### DESCRIPTION OF THE TASK:
Wherever the word "beam" appears in a line, copy that line.

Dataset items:

------------------------------------------------

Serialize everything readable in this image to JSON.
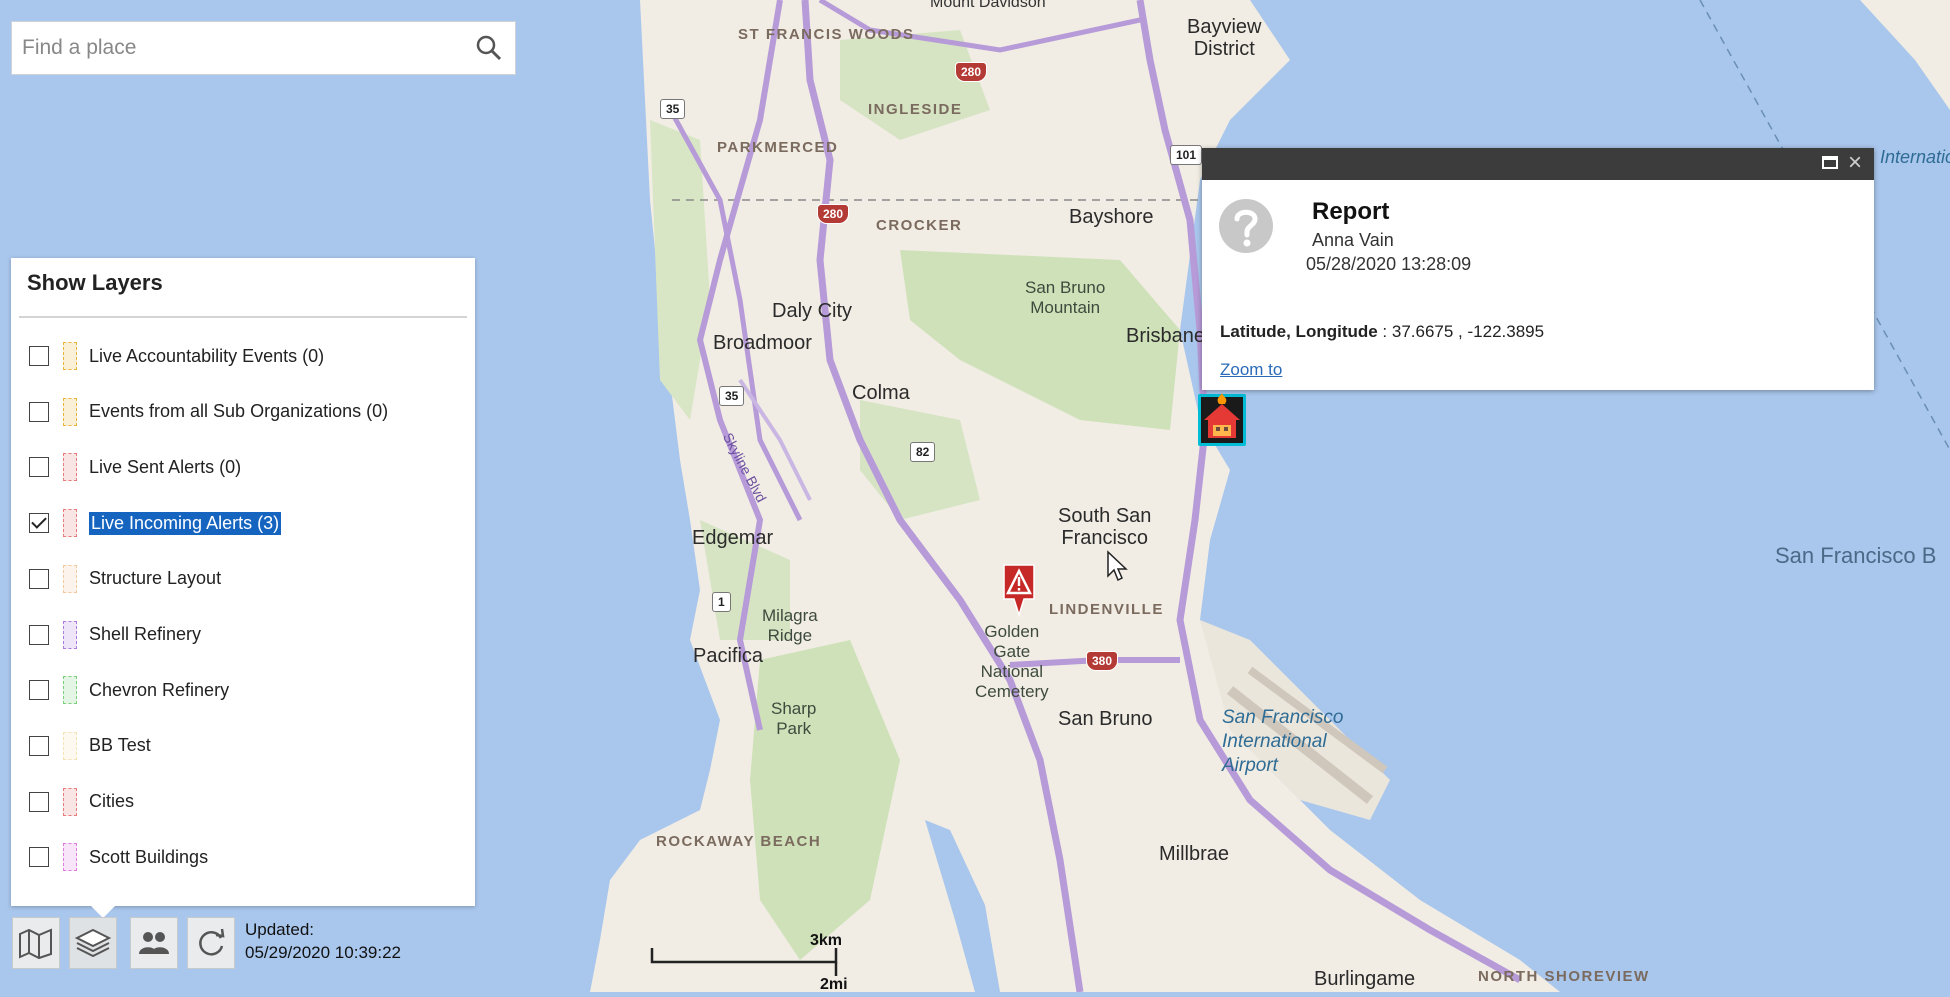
{
  "search": {
    "placeholder": "Find a place"
  },
  "layers_panel": {
    "title": "Show Layers",
    "items": [
      {
        "label": "Live Accountability Events (0)",
        "checked": false,
        "color": "#e8b53a"
      },
      {
        "label": "Events from all Sub Organizations (0)",
        "checked": false,
        "color": "#e8b53a"
      },
      {
        "label": "Live Sent Alerts (0)",
        "checked": false,
        "color": "#e77b7b"
      },
      {
        "label": "Live Incoming Alerts (3)",
        "checked": true,
        "color": "#e77b7b",
        "selected": true
      },
      {
        "label": "Structure Layout",
        "checked": false,
        "color": "#f0c9a0"
      },
      {
        "label": "Shell Refinery",
        "checked": false,
        "color": "#b07be0"
      },
      {
        "label": "Chevron Refinery",
        "checked": false,
        "color": "#7ccf7c"
      },
      {
        "label": "BB Test",
        "checked": false,
        "color": "#f3e3b5"
      },
      {
        "label": "Cities",
        "checked": false,
        "color": "#e77b7b"
      },
      {
        "label": "Scott Buildings",
        "checked": false,
        "color": "#e07be0"
      }
    ]
  },
  "toolbar": {
    "buttons": [
      "map-icon",
      "layers-icon",
      "users-icon",
      "refresh-icon"
    ],
    "updated_label": "Updated:",
    "updated_value": "05/29/2020 10:39:22"
  },
  "scale": {
    "km": "3km",
    "mi": "2mi"
  },
  "popup": {
    "title": "Report",
    "author": "Anna Vain",
    "timestamp": "05/28/2020 13:28:09",
    "coords_label": "Latitude, Longitude",
    "coords_value": " : 37.6675 , -122.3895",
    "zoom_link": "Zoom to"
  },
  "map": {
    "labels": {
      "st_francis_woods": "ST FRANCIS WOODS",
      "mount_davidson": "Mount Davidson",
      "bayview_district": "Bayview\nDistrict",
      "ingleside": "INGLESIDE",
      "parkmerced": "PARKMERCED",
      "crocker": "CROCKER",
      "bayshore": "Bayshore",
      "daly_city": "Daly City",
      "broadmoor": "Broadmoor",
      "san_bruno_mountain": "San Bruno\nMountain",
      "brisbane": "Brisbane",
      "colma": "Colma",
      "skyline_blvd": "Skyline Blvd",
      "south_san_francisco": "South San\nFrancisco",
      "edgemar": "Edgemar",
      "lindenville": "LINDENVILLE",
      "milagra_ridge": "Milagra\nRidge",
      "pacifica": "Pacifica",
      "golden_gate_cemetery": "Golden\nGate\nNational\nCemetery",
      "san_bruno": "San Bruno",
      "sfo": "San Francisco\nInternational\nAirport",
      "sharp_park": "Sharp\nPark",
      "rockaway_beach": "ROCKAWAY BEACH",
      "millbrae": "Millbrae",
      "burlingame": "Burlingame",
      "north_shoreview": "NORTH SHOREVIEW",
      "san_francisco_bay": "San Francisco B",
      "international": "Internatio"
    },
    "shields": {
      "i280_top": "280",
      "i280_mid": "280",
      "i380": "380",
      "sr35_top": "35",
      "sr35_mid": "35",
      "us101": "101",
      "sr82": "82",
      "sr1": "1"
    }
  }
}
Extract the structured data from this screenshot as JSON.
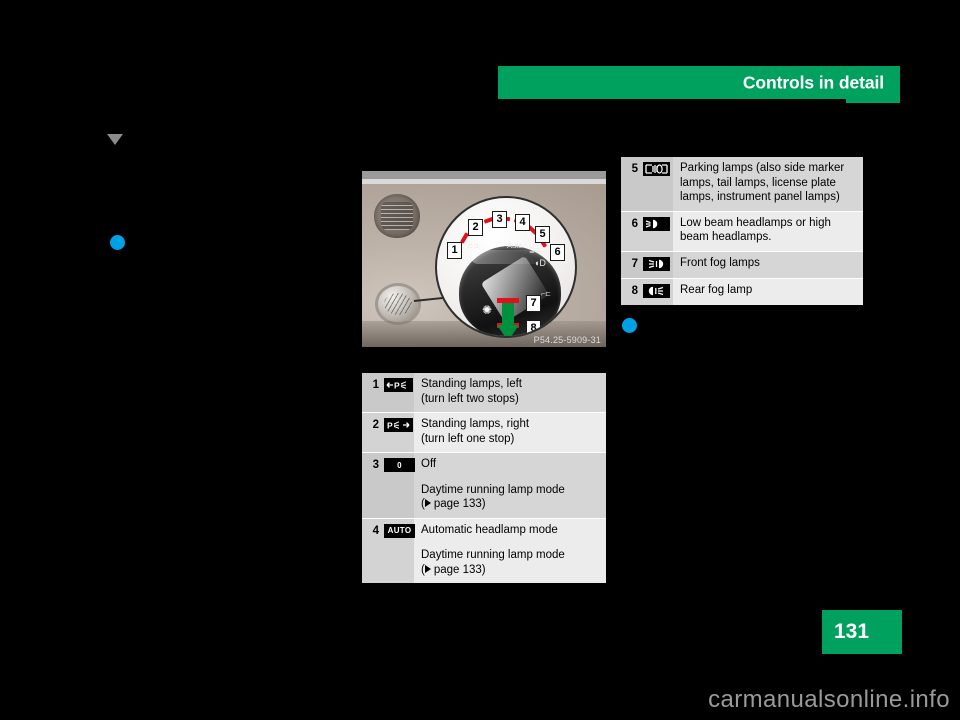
{
  "header": {
    "chapter_title": "Controls in detail"
  },
  "figure": {
    "caption": "P54.25-5909-31",
    "callouts": [
      "1",
      "2",
      "3",
      "4",
      "5",
      "6",
      "7",
      "8"
    ],
    "dial_labels": [
      "0",
      "Auto"
    ]
  },
  "legend_top": {
    "rows": [
      {
        "number": "5",
        "icon": "parking-lamps-icon",
        "icon_text": "",
        "lines": [
          "Parking lamps (also side marker",
          "lamps, tail lamps, license plate",
          "lamps, instrument panel lamps)"
        ]
      },
      {
        "number": "6",
        "icon": "low-beam-headlamp-icon",
        "icon_text": "",
        "lines": [
          "Low beam headlamps or high",
          "beam headlamps."
        ]
      },
      {
        "number": "7",
        "icon": "front-fog-lamp-icon",
        "icon_text": "",
        "lines": [
          "Front fog lamps"
        ]
      },
      {
        "number": "8",
        "icon": "rear-fog-lamp-icon",
        "icon_text": "",
        "lines": [
          "Rear fog lamp"
        ]
      }
    ]
  },
  "legend_bottom": {
    "rows": [
      {
        "number": "1",
        "icon": "standing-lamps-left-icon",
        "icon_text": "",
        "lines": [
          "Standing lamps, left",
          "(turn left two stops)"
        ]
      },
      {
        "number": "2",
        "icon": "standing-lamps-right-icon",
        "icon_text": "",
        "lines": [
          "Standing lamps, right",
          "(turn left one stop)"
        ]
      },
      {
        "number": "3",
        "icon": "off-position-icon",
        "icon_text": "0",
        "lines": [
          "Off"
        ],
        "extra_lines": [
          "Daytime running lamp mode",
          "page 133"
        ],
        "pageref_prefix": "(",
        "pageref_text": "page 133)"
      },
      {
        "number": "4",
        "icon": "auto-headlamp-icon",
        "icon_text": "AUTO",
        "lines": [
          "Automatic headlamp mode"
        ],
        "extra_lines": [
          "Daytime running lamp mode",
          "page 133"
        ],
        "pageref_prefix": "(",
        "pageref_text": "page 133)"
      }
    ]
  },
  "footer": {
    "page_number": "131",
    "watermark": "carmanualsonline.info"
  },
  "colors": {
    "brand_green": "#00a15e",
    "accent_blue": "#00a0e4",
    "marker_gray": "#8c8c8c",
    "tick_red": "#e2101a",
    "arrow_green": "#00913f"
  }
}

------------------------------------------------

### EXERCISE SOLUTION:
        "icon": "low-beam-headlamp-icon",
          "Low beam headlamps or high",
          "beam headlamps."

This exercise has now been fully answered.